**** DATA FOR THE TASK ****

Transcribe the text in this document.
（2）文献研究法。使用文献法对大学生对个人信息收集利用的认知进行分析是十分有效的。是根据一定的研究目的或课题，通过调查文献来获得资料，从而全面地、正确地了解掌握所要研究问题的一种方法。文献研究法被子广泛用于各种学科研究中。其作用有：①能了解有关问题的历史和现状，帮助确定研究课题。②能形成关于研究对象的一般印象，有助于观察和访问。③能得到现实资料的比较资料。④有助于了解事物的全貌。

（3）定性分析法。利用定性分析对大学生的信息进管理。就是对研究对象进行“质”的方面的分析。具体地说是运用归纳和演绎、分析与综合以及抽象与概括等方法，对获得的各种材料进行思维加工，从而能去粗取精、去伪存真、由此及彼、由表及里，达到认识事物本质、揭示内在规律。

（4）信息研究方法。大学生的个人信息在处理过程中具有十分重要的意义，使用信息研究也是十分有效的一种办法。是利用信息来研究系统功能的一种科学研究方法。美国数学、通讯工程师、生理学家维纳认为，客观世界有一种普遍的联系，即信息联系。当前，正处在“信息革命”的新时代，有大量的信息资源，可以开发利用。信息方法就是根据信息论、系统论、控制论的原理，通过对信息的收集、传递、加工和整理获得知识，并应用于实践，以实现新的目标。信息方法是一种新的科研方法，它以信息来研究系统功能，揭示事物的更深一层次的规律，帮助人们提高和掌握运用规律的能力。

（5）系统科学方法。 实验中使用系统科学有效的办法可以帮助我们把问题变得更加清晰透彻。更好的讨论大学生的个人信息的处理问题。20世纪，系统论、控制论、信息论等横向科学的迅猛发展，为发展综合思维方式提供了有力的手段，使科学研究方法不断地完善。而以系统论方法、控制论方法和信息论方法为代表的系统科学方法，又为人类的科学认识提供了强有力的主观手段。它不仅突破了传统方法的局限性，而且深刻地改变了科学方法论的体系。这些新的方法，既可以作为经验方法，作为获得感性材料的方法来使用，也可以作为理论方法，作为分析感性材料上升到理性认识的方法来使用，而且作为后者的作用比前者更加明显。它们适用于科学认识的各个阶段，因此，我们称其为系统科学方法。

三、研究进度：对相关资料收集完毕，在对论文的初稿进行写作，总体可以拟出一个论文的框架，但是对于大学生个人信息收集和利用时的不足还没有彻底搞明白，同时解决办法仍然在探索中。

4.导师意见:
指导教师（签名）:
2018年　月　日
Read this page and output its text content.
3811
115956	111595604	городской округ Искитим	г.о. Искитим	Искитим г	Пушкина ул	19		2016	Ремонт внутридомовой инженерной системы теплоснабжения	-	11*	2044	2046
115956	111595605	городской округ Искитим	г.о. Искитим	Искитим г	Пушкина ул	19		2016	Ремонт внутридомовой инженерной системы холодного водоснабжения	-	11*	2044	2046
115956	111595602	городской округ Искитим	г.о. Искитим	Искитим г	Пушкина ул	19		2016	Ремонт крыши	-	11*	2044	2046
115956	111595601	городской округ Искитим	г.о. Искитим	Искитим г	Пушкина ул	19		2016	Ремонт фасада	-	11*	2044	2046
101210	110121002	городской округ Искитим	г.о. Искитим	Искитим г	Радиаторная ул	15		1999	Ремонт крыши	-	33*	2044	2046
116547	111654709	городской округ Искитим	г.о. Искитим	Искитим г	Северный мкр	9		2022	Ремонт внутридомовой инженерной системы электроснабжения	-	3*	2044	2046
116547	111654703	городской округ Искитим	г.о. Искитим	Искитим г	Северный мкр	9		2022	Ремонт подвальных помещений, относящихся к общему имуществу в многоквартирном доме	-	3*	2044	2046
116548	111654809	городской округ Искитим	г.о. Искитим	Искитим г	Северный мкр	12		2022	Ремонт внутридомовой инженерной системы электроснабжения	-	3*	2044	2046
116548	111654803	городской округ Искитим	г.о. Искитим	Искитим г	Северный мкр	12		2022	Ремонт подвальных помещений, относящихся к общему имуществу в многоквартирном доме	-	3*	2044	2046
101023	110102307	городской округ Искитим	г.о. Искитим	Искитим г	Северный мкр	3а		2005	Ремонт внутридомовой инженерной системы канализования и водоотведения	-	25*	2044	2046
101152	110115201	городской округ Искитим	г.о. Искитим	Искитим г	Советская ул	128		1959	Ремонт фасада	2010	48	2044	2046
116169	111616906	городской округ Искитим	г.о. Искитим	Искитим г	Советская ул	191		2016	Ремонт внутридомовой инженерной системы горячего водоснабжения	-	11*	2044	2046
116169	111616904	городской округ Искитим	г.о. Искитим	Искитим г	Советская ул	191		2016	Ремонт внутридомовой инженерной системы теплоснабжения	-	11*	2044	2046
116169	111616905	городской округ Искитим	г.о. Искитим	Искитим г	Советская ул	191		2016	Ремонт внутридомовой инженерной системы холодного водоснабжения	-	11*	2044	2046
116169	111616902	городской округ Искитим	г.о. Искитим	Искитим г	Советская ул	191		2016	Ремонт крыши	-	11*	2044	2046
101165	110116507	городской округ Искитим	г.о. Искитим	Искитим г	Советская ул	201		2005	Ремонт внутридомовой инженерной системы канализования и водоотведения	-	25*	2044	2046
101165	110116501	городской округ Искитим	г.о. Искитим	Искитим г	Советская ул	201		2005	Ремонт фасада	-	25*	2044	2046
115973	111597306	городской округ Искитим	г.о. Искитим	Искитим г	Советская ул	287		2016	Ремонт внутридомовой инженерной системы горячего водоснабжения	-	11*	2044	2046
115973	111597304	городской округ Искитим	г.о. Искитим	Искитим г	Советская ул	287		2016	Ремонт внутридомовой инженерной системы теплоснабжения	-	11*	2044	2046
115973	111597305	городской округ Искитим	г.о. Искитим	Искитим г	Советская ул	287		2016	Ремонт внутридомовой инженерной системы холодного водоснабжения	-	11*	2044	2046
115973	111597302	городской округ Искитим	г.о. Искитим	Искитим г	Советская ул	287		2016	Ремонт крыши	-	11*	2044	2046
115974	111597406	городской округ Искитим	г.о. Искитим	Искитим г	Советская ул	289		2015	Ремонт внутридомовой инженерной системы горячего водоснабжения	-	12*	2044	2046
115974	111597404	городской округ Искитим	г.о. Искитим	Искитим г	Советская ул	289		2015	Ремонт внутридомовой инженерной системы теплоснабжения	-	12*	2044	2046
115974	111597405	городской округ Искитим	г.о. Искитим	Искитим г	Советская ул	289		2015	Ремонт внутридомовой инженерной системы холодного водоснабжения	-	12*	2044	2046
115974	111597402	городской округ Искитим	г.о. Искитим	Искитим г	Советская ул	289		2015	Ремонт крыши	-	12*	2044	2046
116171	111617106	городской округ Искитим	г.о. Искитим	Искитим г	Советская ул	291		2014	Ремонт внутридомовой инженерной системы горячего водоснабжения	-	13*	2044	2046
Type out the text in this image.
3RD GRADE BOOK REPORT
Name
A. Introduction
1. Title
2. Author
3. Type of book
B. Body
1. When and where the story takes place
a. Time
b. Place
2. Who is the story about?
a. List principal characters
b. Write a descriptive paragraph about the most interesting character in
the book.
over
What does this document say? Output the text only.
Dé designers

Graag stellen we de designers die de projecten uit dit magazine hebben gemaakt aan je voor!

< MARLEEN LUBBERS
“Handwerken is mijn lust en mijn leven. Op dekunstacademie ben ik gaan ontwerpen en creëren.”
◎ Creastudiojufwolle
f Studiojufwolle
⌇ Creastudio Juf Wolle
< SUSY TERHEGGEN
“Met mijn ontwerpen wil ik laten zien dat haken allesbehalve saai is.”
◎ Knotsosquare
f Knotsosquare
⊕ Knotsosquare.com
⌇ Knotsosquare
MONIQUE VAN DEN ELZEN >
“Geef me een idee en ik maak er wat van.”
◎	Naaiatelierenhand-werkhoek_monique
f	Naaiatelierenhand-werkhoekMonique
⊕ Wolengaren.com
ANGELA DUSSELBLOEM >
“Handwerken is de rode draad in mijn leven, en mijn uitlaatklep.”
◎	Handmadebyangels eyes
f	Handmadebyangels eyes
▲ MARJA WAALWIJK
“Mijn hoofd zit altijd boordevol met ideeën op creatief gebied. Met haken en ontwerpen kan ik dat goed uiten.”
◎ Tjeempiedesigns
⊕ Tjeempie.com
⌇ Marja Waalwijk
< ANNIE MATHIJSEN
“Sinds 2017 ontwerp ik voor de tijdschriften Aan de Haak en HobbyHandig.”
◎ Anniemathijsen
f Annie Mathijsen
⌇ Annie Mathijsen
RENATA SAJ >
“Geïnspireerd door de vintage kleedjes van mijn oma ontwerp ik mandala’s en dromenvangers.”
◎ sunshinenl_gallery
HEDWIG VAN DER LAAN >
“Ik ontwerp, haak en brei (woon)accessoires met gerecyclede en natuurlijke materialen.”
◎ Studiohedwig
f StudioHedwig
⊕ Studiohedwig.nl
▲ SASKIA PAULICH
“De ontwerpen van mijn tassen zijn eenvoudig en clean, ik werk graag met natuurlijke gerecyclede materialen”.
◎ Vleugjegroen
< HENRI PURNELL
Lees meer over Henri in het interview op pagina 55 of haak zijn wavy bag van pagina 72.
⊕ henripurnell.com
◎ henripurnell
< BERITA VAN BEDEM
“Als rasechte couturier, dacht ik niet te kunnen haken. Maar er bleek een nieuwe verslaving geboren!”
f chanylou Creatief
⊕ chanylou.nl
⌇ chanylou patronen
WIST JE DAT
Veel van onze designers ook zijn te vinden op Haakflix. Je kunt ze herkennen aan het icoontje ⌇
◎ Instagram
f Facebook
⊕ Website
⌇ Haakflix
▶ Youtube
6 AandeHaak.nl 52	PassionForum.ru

****

- EXERCISE INSTRUCTIONS
Copy out every line from the data above that has "over" in it.

- THE RESPONSE
over
Lees meer over Henri in het interview op pagina 55 of haak zijn wavy bag van pagina 72.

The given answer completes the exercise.